Task to complete: Only the number is wanted: count the lines that include the word "Research".

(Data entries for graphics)
────
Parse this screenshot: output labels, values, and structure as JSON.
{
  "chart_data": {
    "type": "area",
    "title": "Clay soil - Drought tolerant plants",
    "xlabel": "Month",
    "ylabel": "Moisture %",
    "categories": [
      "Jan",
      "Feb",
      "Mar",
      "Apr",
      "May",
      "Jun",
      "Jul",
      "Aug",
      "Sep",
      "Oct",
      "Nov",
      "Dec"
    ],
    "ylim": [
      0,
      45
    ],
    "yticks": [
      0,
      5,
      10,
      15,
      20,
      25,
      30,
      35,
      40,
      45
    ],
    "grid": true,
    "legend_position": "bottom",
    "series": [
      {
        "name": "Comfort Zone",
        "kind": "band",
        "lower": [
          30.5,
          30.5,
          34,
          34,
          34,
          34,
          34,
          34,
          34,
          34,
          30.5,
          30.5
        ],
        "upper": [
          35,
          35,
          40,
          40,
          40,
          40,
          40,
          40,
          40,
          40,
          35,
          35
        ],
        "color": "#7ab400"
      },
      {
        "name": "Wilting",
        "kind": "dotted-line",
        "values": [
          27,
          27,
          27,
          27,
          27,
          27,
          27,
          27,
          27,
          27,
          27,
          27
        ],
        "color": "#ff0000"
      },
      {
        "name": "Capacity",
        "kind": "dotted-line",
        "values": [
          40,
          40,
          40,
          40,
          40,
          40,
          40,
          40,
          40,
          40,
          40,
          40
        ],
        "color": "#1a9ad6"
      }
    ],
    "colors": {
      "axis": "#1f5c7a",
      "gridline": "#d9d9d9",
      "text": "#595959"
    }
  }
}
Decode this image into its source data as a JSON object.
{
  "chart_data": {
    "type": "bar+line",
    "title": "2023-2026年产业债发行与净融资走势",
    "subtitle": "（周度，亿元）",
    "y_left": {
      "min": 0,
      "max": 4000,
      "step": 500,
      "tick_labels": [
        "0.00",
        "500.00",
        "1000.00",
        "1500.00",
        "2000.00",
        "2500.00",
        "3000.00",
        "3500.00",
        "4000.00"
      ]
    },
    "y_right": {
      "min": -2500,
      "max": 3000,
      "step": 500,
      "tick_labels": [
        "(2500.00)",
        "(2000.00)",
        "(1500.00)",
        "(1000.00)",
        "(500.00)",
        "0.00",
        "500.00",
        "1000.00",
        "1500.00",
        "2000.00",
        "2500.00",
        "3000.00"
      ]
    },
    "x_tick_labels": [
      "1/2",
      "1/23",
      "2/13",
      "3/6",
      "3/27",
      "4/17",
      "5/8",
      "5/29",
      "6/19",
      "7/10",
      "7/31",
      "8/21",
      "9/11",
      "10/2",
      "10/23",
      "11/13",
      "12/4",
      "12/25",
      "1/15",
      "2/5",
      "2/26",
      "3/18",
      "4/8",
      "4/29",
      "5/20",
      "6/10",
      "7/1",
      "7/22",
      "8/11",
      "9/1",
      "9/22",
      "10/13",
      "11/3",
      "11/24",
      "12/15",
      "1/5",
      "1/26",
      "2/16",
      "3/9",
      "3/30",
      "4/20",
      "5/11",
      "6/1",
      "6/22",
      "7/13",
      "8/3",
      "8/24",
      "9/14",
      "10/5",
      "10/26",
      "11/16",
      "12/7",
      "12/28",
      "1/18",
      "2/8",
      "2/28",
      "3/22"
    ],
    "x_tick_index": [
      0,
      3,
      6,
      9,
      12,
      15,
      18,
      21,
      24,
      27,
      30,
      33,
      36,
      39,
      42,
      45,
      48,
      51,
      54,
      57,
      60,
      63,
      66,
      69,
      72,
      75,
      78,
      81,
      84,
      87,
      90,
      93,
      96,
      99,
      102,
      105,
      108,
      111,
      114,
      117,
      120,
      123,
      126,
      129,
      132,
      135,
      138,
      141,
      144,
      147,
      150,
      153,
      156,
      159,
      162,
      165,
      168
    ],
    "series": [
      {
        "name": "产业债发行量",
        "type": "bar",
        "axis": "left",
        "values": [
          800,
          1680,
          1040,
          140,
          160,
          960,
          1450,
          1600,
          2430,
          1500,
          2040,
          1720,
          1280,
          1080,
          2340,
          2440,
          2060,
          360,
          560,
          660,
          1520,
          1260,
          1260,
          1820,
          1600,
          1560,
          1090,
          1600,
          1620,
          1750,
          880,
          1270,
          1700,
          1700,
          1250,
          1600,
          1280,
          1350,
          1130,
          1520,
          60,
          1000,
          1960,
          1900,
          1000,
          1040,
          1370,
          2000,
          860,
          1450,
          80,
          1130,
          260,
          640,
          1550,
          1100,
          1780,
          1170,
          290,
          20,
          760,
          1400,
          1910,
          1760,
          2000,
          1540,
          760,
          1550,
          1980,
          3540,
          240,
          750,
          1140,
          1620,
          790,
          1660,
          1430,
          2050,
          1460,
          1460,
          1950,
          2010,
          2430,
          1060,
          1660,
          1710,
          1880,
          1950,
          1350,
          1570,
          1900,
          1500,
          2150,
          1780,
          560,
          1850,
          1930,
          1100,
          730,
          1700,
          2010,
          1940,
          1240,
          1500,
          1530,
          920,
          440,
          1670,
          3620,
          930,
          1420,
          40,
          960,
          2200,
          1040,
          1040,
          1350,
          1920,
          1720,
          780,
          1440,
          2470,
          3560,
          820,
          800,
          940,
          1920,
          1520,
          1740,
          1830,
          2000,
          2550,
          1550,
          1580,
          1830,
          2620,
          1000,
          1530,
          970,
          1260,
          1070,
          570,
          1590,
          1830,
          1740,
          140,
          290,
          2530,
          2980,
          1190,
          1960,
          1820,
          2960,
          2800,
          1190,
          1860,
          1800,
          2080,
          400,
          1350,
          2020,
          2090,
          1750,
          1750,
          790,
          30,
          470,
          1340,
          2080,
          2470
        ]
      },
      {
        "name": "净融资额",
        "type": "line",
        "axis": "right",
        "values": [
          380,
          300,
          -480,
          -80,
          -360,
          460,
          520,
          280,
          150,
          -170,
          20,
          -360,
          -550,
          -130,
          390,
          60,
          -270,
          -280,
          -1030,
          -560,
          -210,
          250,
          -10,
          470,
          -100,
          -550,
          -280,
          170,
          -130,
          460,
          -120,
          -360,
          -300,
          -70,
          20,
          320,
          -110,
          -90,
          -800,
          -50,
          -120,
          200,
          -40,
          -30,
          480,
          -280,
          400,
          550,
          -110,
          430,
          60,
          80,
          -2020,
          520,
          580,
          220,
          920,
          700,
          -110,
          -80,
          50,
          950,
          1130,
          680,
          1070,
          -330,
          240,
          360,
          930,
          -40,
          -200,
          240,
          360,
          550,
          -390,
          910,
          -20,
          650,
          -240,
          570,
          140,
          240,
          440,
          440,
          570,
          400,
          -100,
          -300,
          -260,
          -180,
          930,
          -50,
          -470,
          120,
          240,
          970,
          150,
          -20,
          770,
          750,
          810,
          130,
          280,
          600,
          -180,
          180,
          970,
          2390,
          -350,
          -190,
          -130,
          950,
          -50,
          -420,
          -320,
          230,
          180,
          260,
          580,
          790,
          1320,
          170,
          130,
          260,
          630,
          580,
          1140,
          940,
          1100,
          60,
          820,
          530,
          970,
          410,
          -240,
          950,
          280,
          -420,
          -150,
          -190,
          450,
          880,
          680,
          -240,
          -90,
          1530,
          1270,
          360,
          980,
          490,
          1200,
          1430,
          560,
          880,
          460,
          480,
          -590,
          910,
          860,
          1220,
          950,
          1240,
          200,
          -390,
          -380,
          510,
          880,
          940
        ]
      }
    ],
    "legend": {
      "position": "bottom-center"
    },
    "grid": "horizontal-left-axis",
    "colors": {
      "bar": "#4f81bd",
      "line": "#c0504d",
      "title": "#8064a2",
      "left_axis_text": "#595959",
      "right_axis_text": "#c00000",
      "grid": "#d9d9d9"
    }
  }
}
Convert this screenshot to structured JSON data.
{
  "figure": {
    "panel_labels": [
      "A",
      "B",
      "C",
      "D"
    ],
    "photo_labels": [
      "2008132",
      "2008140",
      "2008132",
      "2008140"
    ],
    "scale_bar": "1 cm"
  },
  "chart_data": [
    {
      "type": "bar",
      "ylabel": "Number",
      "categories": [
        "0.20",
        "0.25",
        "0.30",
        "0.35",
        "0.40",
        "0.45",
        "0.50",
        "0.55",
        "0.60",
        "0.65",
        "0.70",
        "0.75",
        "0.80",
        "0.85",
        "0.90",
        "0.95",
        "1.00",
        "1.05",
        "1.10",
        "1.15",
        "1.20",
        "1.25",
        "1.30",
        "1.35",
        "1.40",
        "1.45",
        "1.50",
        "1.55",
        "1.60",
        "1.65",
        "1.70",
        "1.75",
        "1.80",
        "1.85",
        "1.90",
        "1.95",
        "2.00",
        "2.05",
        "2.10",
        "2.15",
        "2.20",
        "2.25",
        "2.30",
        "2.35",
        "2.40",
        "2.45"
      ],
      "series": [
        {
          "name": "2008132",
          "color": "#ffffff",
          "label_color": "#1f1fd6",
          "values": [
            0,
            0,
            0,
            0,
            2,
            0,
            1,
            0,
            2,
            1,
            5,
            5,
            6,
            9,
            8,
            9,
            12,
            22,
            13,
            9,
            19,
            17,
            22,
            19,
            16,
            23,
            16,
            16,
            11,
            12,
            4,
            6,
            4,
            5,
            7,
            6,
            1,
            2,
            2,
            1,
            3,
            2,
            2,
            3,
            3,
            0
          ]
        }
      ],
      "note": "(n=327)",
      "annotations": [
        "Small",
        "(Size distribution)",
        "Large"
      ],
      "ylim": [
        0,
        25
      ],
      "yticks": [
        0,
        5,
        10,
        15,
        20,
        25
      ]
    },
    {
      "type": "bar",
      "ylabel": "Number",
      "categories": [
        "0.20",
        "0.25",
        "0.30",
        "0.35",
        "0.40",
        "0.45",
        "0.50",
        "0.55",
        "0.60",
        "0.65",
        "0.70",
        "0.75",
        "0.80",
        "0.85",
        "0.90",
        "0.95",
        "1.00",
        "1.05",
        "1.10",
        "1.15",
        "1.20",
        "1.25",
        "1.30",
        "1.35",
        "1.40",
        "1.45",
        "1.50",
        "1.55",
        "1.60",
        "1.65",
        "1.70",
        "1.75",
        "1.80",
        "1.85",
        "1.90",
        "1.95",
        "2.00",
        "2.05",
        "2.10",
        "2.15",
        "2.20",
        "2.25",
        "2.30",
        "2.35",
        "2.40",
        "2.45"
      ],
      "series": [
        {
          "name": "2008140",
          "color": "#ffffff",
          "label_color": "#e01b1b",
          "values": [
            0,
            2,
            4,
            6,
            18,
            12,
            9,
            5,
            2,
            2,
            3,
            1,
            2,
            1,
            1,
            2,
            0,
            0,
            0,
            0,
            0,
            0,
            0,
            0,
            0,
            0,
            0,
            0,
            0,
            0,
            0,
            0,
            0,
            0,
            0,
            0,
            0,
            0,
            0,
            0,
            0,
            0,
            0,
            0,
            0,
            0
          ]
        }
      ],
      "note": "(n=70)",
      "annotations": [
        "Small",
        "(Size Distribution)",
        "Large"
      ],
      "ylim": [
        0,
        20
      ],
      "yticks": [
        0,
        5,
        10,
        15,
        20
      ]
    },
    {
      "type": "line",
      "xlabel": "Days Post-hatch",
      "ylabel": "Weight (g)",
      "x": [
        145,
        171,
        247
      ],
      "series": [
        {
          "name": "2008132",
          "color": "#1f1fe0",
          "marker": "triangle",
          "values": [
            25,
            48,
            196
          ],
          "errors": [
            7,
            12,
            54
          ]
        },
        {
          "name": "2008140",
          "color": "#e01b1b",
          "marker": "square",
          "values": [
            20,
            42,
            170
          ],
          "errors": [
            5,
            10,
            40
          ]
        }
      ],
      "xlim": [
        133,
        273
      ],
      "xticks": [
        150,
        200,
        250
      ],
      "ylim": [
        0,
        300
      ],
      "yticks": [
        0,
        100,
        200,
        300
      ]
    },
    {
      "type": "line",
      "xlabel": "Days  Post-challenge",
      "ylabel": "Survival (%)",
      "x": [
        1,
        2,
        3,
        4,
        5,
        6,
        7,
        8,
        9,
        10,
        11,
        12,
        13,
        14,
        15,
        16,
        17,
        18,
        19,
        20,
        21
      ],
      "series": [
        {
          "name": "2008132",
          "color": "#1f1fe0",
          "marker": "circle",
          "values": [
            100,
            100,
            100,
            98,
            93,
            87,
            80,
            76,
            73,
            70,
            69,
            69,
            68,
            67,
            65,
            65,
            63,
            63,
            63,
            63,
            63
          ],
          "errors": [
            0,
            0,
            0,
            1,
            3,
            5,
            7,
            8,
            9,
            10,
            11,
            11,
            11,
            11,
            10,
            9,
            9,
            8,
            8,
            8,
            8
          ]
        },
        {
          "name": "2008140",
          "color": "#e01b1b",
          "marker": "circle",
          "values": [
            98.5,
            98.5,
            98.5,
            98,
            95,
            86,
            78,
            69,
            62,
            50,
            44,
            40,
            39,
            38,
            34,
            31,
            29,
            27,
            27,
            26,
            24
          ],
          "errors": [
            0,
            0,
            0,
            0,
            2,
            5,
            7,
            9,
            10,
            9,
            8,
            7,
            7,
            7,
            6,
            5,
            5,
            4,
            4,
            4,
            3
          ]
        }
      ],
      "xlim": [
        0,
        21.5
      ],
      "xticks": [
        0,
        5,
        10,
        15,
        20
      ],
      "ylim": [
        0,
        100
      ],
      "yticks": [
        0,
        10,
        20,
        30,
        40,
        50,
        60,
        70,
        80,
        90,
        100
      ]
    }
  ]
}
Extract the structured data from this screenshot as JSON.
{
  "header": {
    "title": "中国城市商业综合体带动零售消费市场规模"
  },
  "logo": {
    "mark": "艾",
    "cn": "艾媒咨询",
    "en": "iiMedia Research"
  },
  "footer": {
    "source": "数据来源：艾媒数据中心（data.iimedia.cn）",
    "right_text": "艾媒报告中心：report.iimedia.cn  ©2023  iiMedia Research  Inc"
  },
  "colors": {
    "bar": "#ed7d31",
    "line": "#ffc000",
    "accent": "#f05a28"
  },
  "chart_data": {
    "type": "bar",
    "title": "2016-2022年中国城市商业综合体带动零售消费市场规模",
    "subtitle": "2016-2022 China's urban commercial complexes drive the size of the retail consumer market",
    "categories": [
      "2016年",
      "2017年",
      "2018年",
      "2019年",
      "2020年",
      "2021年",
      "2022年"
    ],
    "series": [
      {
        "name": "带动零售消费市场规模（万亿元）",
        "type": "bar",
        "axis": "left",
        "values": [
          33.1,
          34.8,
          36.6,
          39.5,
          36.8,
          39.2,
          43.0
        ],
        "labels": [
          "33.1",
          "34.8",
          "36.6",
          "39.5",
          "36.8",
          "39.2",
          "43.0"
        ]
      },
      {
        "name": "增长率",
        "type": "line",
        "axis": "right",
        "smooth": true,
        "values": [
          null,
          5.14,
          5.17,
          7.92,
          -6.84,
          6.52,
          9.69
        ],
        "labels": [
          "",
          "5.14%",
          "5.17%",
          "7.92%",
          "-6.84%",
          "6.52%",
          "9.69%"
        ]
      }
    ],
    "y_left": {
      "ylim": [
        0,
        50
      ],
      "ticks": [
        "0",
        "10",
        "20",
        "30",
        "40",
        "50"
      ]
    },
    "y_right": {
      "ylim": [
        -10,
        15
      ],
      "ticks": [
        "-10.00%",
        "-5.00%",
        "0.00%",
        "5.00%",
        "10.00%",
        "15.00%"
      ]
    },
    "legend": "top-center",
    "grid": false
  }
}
────
Result for this exercise: 2